▸ INFORMATION SUPPLIED
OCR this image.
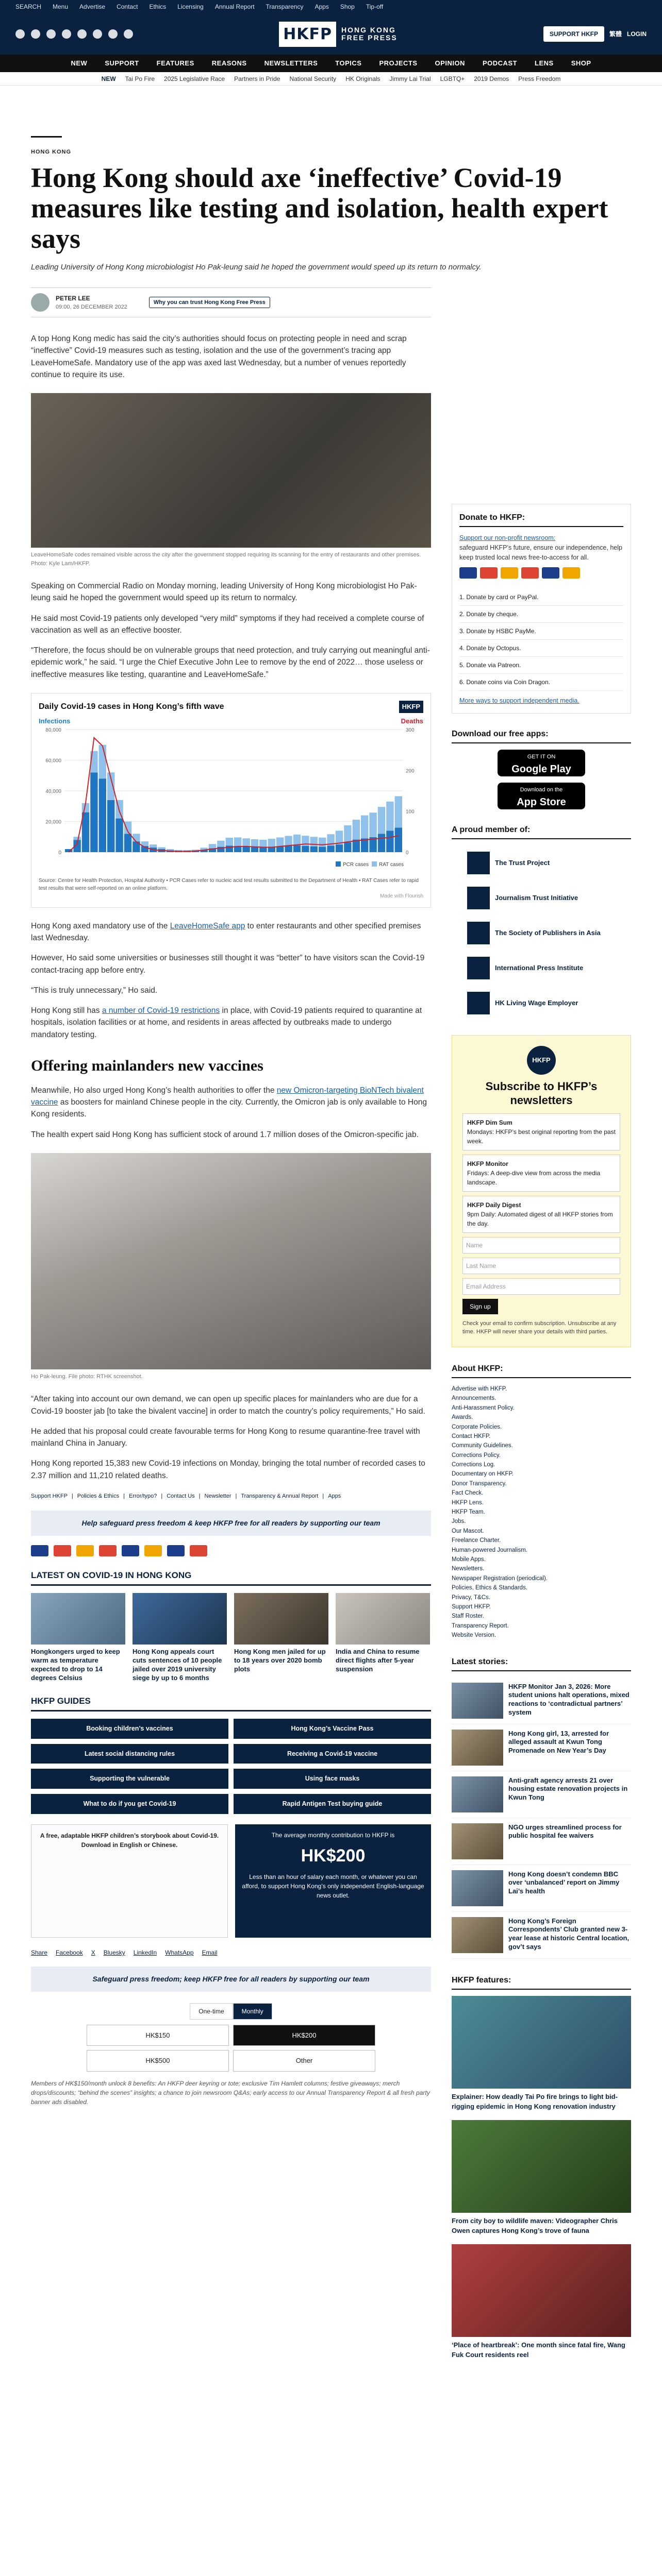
SEARCH Menu Advertise Contact Ethics Licensing Annual Report Transparency Apps Shop Tip-off
HKFP	HONG KONG
FREE PRESS	SUPPORT HKFP	繁體 LOGIN
NEW	SUPPORT	FEATURES	REASONS	NEWSLETTERS	TOPICS	PROJECTS	OPINION	PODCAST	LENS	SHOP
NEW Tai Po Fire 2025 Legislative Race Partners in Pride National Security HK Originals Jimmy Lai Trial LGBTQ+ 2019 Demos Press Freedom
HONG KONG
Hong Kong should axe ‘ineffective’ Covid-19 measures like testing and isolation, health expert says
Leading University of Hong Kong microbiologist Ho Pak-leung said he hoped the government would speed up its return to normalcy.
PETER LEE
09:00, 26 DECEMBER 2022
Why you can trust Hong Kong Free Press

A top Hong Kong medic has said the city’s authorities should focus on protecting people in need and scrap “ineffective” Covid-19 measures such as testing, isolation and the use of the government’s tracing app LeaveHomeSafe. Mandatory use of the app was axed last Wednesday, but a number of venues reportedly continue to require its use.

LeaveHomeSafe codes remained visible across the city after the government stopped requiring its scanning for the entry of restaurants and other premises. Photo: Kyle Lam/HKFP.

Speaking on Commercial Radio on Monday morning, leading University of Hong Kong microbiologist Ho Pak-leung said he hoped the government would speed up its return to normalcy.

He said most Covid-19 patients only developed “very mild” symptoms if they had received a complete course of vaccination as well as an effective booster.

“Therefore, the focus should be on vulnerable groups that need protection, and truly carrying out meaningful anti-epidemic work,” he said. “I urge the Chief Executive John Lee to remove by the end of 2022… those useless or ineffective measures like testing, quarantine and LeaveHomeSafe.”

Daily Covid-19 cases in Hong Kong’s fifth wave	HKFP
Infections	Deaths
80,000
60,000
40,000
20,000
0
300
200
100
0
PCR cases RAT cases
Source: Centre for Health Protection, Hospital Authority • PCR Cases refer to nucleic acid test results submitted to the Department of Health • RAT Cases refer to rapid test results that were self-reported on an online platform.
Made with Flourish

Hong Kong axed mandatory use of the LeaveHomeSafe app to enter restaurants and other specified premises last Wednesday.

However, Ho said some universities or businesses still thought it was “better” to have visitors scan the Covid-19 contact-tracing app before entry.

“This is truly unnecessary,” Ho said.

Hong Kong still has a number of Covid-19 restrictions in place, with Covid-19 patients required to quarantine at hospitals, isolation facilities or at home, and residents in areas affected by outbreaks made to undergo mandatory testing.

Offering mainlanders new vaccines

Meanwhile, Ho also urged Hong Kong’s health authorities to offer the new Omicron-targeting BioNTech bivalent vaccine as boosters for mainland Chinese people in the city. Currently, the Omicron jab is only available to Hong Kong residents.

The health expert said Hong Kong has sufficient stock of around 1.7 million doses of the Omicron-specific jab.

Ho Pak-leung. File photo: RTHK screenshot.

“After taking into account our own demand, we can open up specific places for mainlanders who are due for a Covid-19 booster jab [to take the bivalent vaccine] in order to match the country’s policy requirements,” Ho said.

He added that his proposal could create favourable terms for Hong Kong to resume quarantine-free travel with mainland China in January.

Hong Kong reported 15,383 new Covid-19 infections on Monday, bringing the total number of recorded cases to 2.37 million and 11,210 related deaths.

Support HKFP | Policies & Ethics | Error/typo? | Contact Us | Newsletter | Transparency & Annual Report | Apps
Help safeguard press freedom & keep HKFP free for all readers by supporting our team
LATEST ON COVID-19 IN HONG KONG
Hongkongers urged to keep warm as temperature expected to drop to 14 degrees Celsius
Hong Kong appeals court cuts sentences of 10 people jailed over 2019 university siege by up to 6 months
Hong Kong men jailed for up to 18 years over 2020 bomb plots
India and China to resume direct flights after 5-year suspension
HKFP GUIDES
Booking children’s vaccines	Hong Kong’s Vaccine Pass
Latest social distancing rules	Receiving a Covid-19 vaccine
Supporting the vulnerable	Using face masks
What to do if you get Covid-19	Rapid Antigen Test buying guide
A free, adaptable HKFP children’s storybook about Covid-19. Download in English or Chinese.
The average monthly contribution to HKFP is
HK$200
Less than an hour of salary each month, or whatever you can afford, to support Hong Kong’s only independent English-language news outlet.
Share Facebook X Bluesky LinkedIn WhatsApp Email
Safeguard press freedom; keep HKFP free for all readers by supporting our team
One-time	Monthly
HK$150	HK$200
HK$500	Other
Members of HK$150/month unlock 8 benefits: An HKFP deer keyring or tote; exclusive Tim Hamlett columns; festive giveaways; merch drops/discounts; “behind the scenes” insights; a chance to join newsroom Q&As; early access to our Annual Transparency Report & all fresh party banner ads disabled.
Donate to HKFP:

Support our non-profit newsroom:

safeguard HKFP’s future, ensure our independence, help keep trusted local news free-to-access for all.

1. Donate by card or PayPal.
2. Donate by cheque.
3. Donate by HSBC PayMe.
4. Donate by Octopus.
5. Donate via Patreon.
6. Donate coins via Coin Dragon.

More ways to support independent media.

Download our free apps:
GET IT ON
Google Play
Download on the
App Store
A proud member of:
The Trust Project
Journalism Trust Initiative
The Society of Publishers in Asia
International Press Institute
HK Living Wage Employer
HKFP
Subscribe to HKFP’s newsletters
HKFP Dim Sum
Mondays: HKFP’s best original reporting from the past week.
HKFP Monitor
Fridays: A deep-dive view from across the media landscape.
HKFP Daily Digest
9pm Daily: Automated digest of all HKFP stories from the day.
Name
Last Name
Email Address
Sign up
Check your email to confirm subscription. Unsubscribe at any time. HKFP will never share your details with third parties.
About HKFP:
Advertise with HKFP.
Announcements.
Anti-Harassment Policy.
Awards.
Corporate Policies.
Contact HKFP.
Community Guidelines.
Corrections Policy.
Corrections Log.
Documentary on HKFP.
Donor Transparency.
Fact Check.
HKFP Lens.
HKFP Team.
Jobs.
Our Mascot.
Freelance Charter.
Human-powered Journalism.
Mobile Apps.
Newsletters.
Newspaper Registration (periodical).
Policies, Ethics & Standards.
Privacy, T&Cs.
Support HKFP.
Staff Roster.
Transparency Report.
Website Version.
Latest stories:
HKFP Monitor Jan 3, 2026: More student unions halt operations, mixed reactions to ‘contradictual partners’ system
Hong Kong girl, 13, arrested for alleged assault at Kwun Tong Promenade on New Year’s Day
Anti-graft agency arrests 21 over housing estate renovation projects in Kwun Tong
NGO urges streamlined process for public hospital fee waivers
Hong Kong doesn’t condemn BBC over ‘unbalanced’ report on Jimmy Lai’s health
Hong Kong’s Foreign Correspondents’ Club granted new 3-year lease at historic Central location, gov’t says
HKFP features:
Explainer: How deadly Tai Po fire brings to light bid-rigging epidemic in Hong Kong renovation industry
From city boy to wildlife maven: Videographer Chris Owen captures Hong Kong’s trove of fauna
‘Place of heartbreak’: One month since fatal fire, Wang Fuk Court residents reel
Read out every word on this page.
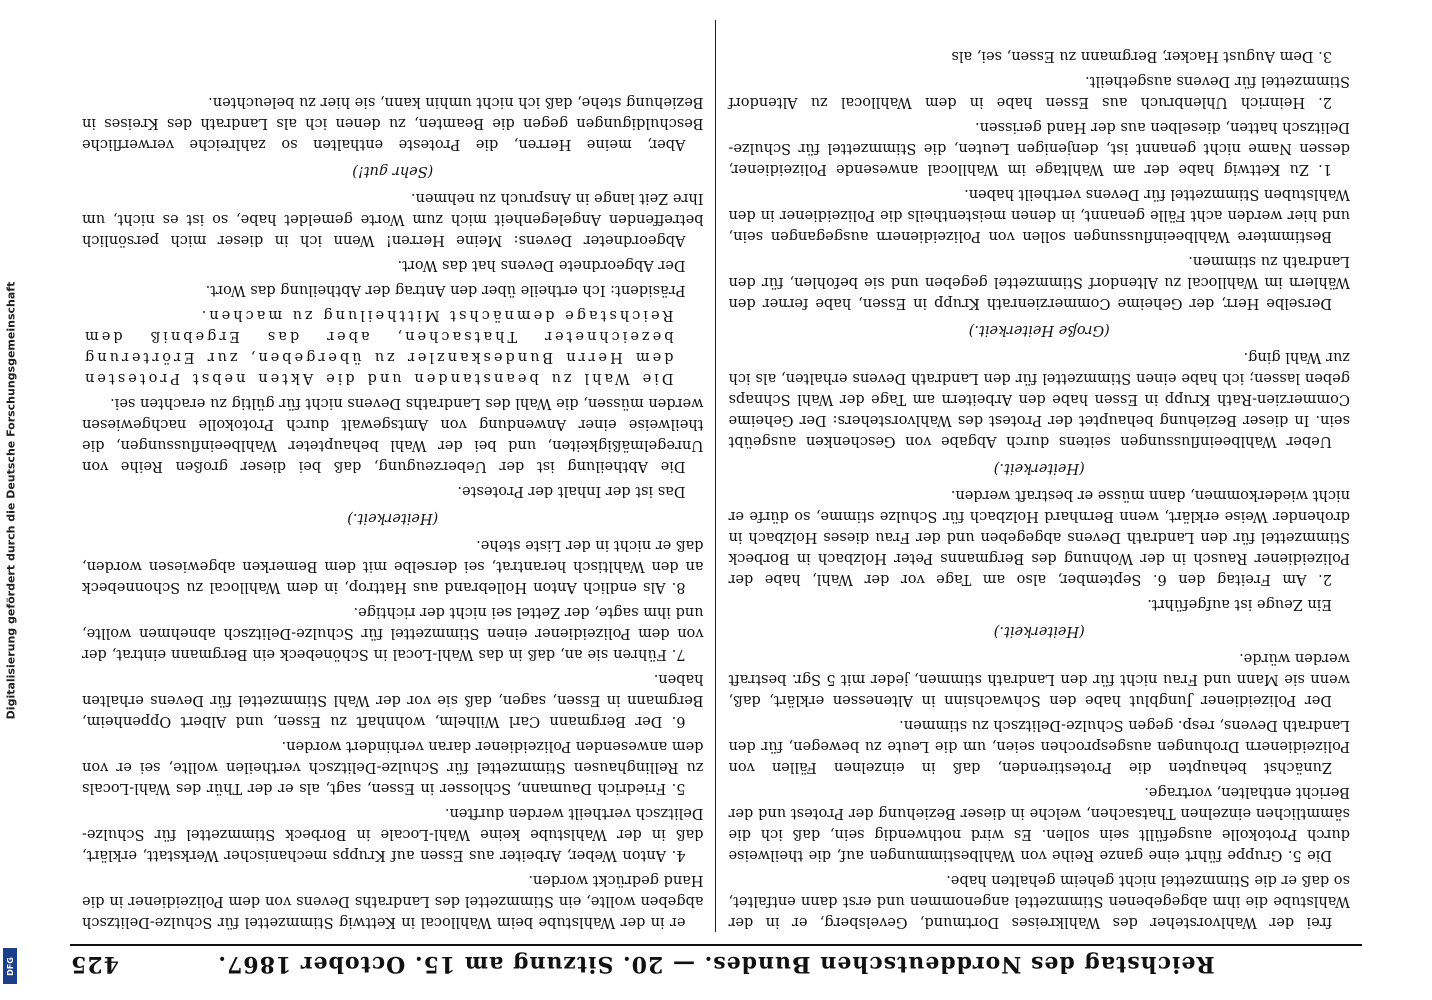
Reichstag des Norddeutschen Bundes. — 20. Sitzung am 15. October 1867.
425

frei der Wahlvorsteher des Wahlkreises Dortmund, Gevelsberg, er in der Wahlstube die ihm abgegebenen Stimmzettel angenommen und erst dann entfaltet, so daß er die Stimmzettel nicht geheim gehalten habe.

Die 5. Gruppe führt eine ganze Reihe von Wahlbestimmungen auf, die theilweise durch Protokolle ausgefüllt sein sollen. Es wird nothwendig sein, daß ich die sämmtlichen einzelnen Thatsachen, welche in dieser Beziehung der Protest und der Bericht enthalten, vortrage.

Zunächst behaupten die Protestirenden, daß in einzelnen Fällen von Polizeidienern Drohungen ausgesprochen seien, um die Leute zu bewegen, für den Landrath Devens, resp. gegen Schulze-Delitzsch zu stimmen.

Der Polizeidiener Jungblut habe den Schwachsinn in Altenessen erklärt, daß, wenn sie Mann und Frau nicht für den Landrath stimmen, jeder mit 5 Sgr. bestraft werden würde.

(Heiterkeit.)

Ein Zeuge ist aufgeführt.

2. Am Freitag den 6. September, also am Tage vor der Wahl, habe der Polizeidiener Rausch in der Wohnung des Bergmanns Peter Holzbach in Borbeck Stimmzettel für den Landrath Devens abgegeben und der Frau dieses Holzbach in drohender Weise erklärt, wenn Bernhard Holzbach für Schulze stimme, so dürfe er nicht wiederkommen, dann müsse er bestraft werden.

(Heiterkeit.)

Ueber Wahlbeeinflussungen seitens durch Abgabe von Geschenken ausgeübt sein. In dieser Beziehung behauptet der Protest des Wahlvorstehers: Der Geheime Commerzien-Rath Krupp in Essen habe den Arbeitern am Tage der Wahl Schnaps geben lassen; ich habe einen Stimmzettel für den Landrath Devens erhalten, als ich zur Wahl ging.

(Große Heiterkeit.)

Derselbe Herr, der Geheime Commerzienrath Krupp in Essen, habe ferner den Wählern im Wahllocal zu Altendorf Stimmzettel gegeben und sie befohlen, für den Landrath zu stimmen.

Bestimmtere Wahlbeeinflussungen sollen von Polizeidienern ausgegangen sein, und hier werden acht Fälle genannt, in denen meistentheils die Polizeidiener in den Wahlstuben Stimmzettel für Devens vertheilt haben.

1. Zu Kettwig habe der am Wahltage im Wahllocal anwesende Polizeidiener, dessen Name nicht genannt ist, denjenigen Leuten, die Stimmzettel für Schulze-Delitzsch hatten, dieselben aus der Hand gerissen.

2. Heinrich Uhlenbruch aus Essen habe in dem Wahllocal zu Altendorf Stimmzettel für Devens ausgetheilt.

3. Dem August Hacker, Bergmann zu Essen, sei, als

er in der Wahlstube beim Wahllocal in Kettwig Stimmzettel für Schulze-Delitzsch abgeben wollte, ein Stimmzettel des Landraths Devens von dem Polizeidiener in die Hand gedrückt worden.

4. Anton Weber, Arbeiter aus Essen auf Krupps mechanischer Werkstatt, erklärt, daß in der Wahlstube keine Wahl-Locale in Borbeck Stimmzettel für Schulze-Delitzsch vertheilt werden durften.

5. Friedrich Daumann, Schlosser in Essen, sagt, als er der Thür des Wahl-Locals zu Rellinghausen Stimmzettel für Schulze-Delitzsch vertheilen wollte, sei er von dem anwesenden Polizeidiener daran verhindert worden.

6. Der Bergmann Carl Wilhelm, wohnhaft zu Essen, und Albert Oppenheim, Bergmann in Essen, sagen, daß sie vor der Wahl Stimmzettel für Devens erhalten haben.

7. Führen sie an, daß in das Wahl-Local in Schönebeck ein Bergmann eintrat, der von dem Polizeidiener einen Stimmzettel für Schulze-Delitzsch abnehmen wollte, und ihm sagte, der Zettel sei nicht der richtige.

8. Als endlich Anton Hollebrand aus Hattrop, in dem Wahllocal zu Schonnebeck an den Wahltisch herantrat, sei derselbe mit dem Bemerken abgewiesen worden, daß er nicht in der Liste stehe.

(Heiterkeit.)

Das ist der Inhalt der Proteste.

Die Abtheilung ist der Ueberzeugung, daß bei dieser großen Reihe von Unregelmäßigkeiten, und bei der Wahl behaupteter Wahlbeeinflussungen, die theilweise einer Anwendung von Amtsgewalt durch Protokolle nachgewiesen werden müssen, die Wahl des Landraths Devens nicht für gültig zu erachten sei.

Die Wahl zu beanstanden und die Akten nebst Protesten dem Herrn Bundeskanzler zu übergeben, zur Erörterung bezeichneter Thatsachen, aber das Ergebniß dem Reichstage demnächst Mittheilung zu machen.

Präsident: Ich ertheile über den Antrag der Abtheilung das Wort.

Der Abgeordnete Devens hat das Wort.

Abgeordneter Devens: Meine Herren! Wenn ich in dieser mich persönlich betreffenden Angelegenheit mich zum Worte gemeldet habe, so ist es nicht, um Ihre Zeit lange in Anspruch zu nehmen.

(Sehr gut!)

Aber, meine Herren, die Proteste enthalten so zahlreiche verwerfliche Beschuldigungen gegen die Beamten, zu denen ich als Landrath des Kreises in Beziehung stehe, daß ich nicht umhin kann, sie hier zu beleuchten.

Digitalisierung gefördert durch die Deutsche Forschungsgemeinschaft
DFG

▸ PROBLEM
Wherever a line above contains the string "independent", copy that line.

▸ EXERCISE RESULT
Less than an hour of salary each month, or whatever you can afford, to support Hong Kong’s only independent English-language news outlet.
More ways to support independent media.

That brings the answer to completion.